Retype every line of the item below, character for character, without changing anything.

* Begin Data to use *

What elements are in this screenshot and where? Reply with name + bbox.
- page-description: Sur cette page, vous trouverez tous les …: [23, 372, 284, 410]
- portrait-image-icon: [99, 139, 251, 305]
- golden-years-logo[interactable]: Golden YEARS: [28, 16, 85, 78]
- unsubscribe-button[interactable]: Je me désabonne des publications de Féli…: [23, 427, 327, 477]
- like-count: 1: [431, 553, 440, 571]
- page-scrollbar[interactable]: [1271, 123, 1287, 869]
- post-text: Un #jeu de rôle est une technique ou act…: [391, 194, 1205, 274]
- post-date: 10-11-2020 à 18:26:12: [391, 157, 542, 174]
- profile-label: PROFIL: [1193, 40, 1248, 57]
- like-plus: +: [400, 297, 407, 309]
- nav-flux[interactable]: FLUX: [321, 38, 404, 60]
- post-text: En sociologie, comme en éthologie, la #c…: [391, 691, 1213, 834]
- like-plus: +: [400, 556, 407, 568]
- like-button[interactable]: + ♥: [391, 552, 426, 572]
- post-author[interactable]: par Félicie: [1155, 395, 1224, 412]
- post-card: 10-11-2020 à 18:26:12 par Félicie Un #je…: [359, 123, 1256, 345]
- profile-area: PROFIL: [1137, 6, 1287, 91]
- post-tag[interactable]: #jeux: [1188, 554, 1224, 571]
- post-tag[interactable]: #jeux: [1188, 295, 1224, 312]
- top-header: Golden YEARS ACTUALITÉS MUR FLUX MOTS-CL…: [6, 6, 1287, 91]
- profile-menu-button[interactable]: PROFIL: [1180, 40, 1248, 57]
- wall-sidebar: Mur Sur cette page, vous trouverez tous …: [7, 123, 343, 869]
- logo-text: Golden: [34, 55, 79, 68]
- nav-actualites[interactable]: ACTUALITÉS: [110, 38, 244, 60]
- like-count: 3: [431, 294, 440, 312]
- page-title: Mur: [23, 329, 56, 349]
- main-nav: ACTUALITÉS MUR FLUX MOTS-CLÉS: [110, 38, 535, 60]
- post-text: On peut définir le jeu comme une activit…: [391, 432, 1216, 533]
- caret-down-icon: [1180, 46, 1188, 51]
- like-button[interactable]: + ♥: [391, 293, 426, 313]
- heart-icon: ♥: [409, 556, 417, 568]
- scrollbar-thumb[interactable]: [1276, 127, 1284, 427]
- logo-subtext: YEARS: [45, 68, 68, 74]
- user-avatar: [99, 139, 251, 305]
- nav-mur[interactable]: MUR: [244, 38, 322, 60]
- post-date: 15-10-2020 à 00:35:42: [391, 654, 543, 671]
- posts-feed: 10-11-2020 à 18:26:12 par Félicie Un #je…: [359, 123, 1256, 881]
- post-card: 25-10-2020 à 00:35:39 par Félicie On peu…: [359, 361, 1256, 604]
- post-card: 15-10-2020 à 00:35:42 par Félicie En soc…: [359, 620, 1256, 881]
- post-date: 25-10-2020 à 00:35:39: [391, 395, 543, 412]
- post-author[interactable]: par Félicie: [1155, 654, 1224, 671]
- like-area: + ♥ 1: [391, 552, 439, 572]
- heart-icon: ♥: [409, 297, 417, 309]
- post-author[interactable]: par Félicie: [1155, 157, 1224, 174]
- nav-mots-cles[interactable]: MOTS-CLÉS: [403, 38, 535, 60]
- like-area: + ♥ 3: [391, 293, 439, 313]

* End Data to use *

Task answer »
What elements are in this screenshot and where? Reply with name + bbox.
- page-description: Sur cette page, vous trouverez tous les …: [23, 372, 284, 410]
- portrait-image-icon: [99, 139, 251, 305]
- golden-years-logo[interactable]: Golden YEARS: [28, 16, 85, 78]
- unsubscribe-button[interactable]: Je me désabonne des publications de Féli…: [23, 427, 327, 477]
- like-count: 1: [431, 553, 440, 571]
- page-scrollbar[interactable]: [1271, 123, 1287, 869]
- post-text: Un #jeu de rôle est une technique ou act…: [391, 194, 1205, 274]
- post-date: 10-11-2020 à 18:26:12: [391, 157, 542, 174]
- profile-label: PROFIL: [1193, 40, 1248, 57]
- like-plus: +: [400, 297, 407, 309]
- nav-flux[interactable]: FLUX: [321, 38, 404, 60]
- post-text: En sociologie, comme en éthologie, la #c…: [391, 691, 1213, 834]
- like-plus: +: [400, 556, 407, 568]
- like-button[interactable]: + ♥: [391, 552, 426, 572]
- post-author[interactable]: par Félicie: [1155, 395, 1224, 412]
- post-card: 10-11-2020 à 18:26:12 par Félicie Un #je…: [359, 123, 1256, 345]
- profile-area: PROFIL: [1137, 6, 1287, 91]
- post-tag[interactable]: #jeux: [1188, 554, 1224, 571]
- post-tag[interactable]: #jeux: [1188, 295, 1224, 312]
- top-header: Golden YEARS ACTUALITÉS MUR FLUX MOTS-CL…: [6, 6, 1287, 91]
- profile-menu-button[interactable]: PROFIL: [1180, 40, 1248, 57]
- wall-sidebar: Mur Sur cette page, vous trouverez tous …: [7, 123, 343, 869]
- logo-text: Golden: [34, 55, 79, 68]
- nav-actualites[interactable]: ACTUALITÉS: [110, 38, 244, 60]
- like-count: 3: [431, 294, 440, 312]
- page-title: Mur: [23, 329, 56, 349]
- main-nav: ACTUALITÉS MUR FLUX MOTS-CLÉS: [110, 38, 535, 60]
- post-text: On peut définir le jeu comme une activit…: [391, 432, 1216, 533]
- caret-down-icon: [1180, 46, 1188, 51]
- like-button[interactable]: + ♥: [391, 293, 426, 313]
- heart-icon: ♥: [409, 556, 417, 568]
- scrollbar-thumb[interactable]: [1276, 127, 1284, 427]
- logo-subtext: YEARS: [45, 68, 68, 74]
- user-avatar: [99, 139, 251, 305]
- nav-mur[interactable]: MUR: [244, 38, 322, 60]
- post-date: 15-10-2020 à 00:35:42: [391, 654, 543, 671]
- posts-feed: 10-11-2020 à 18:26:12 par Félicie Un #je…: [359, 123, 1256, 881]
- post-card: 25-10-2020 à 00:35:39 par Félicie On peu…: [359, 361, 1256, 604]
- post-card: 15-10-2020 à 00:35:42 par Félicie En soc…: [359, 620, 1256, 881]
- post-date: 25-10-2020 à 00:35:39: [391, 395, 543, 412]
- post-author[interactable]: par Félicie: [1155, 654, 1224, 671]
- like-area: + ♥ 1: [391, 552, 439, 572]
- heart-icon: ♥: [409, 297, 417, 309]
- post-author[interactable]: par Félicie: [1155, 157, 1224, 174]
- nav-mots-cles[interactable]: MOTS-CLÉS: [403, 38, 535, 60]
- like-area: + ♥ 3: [391, 293, 439, 313]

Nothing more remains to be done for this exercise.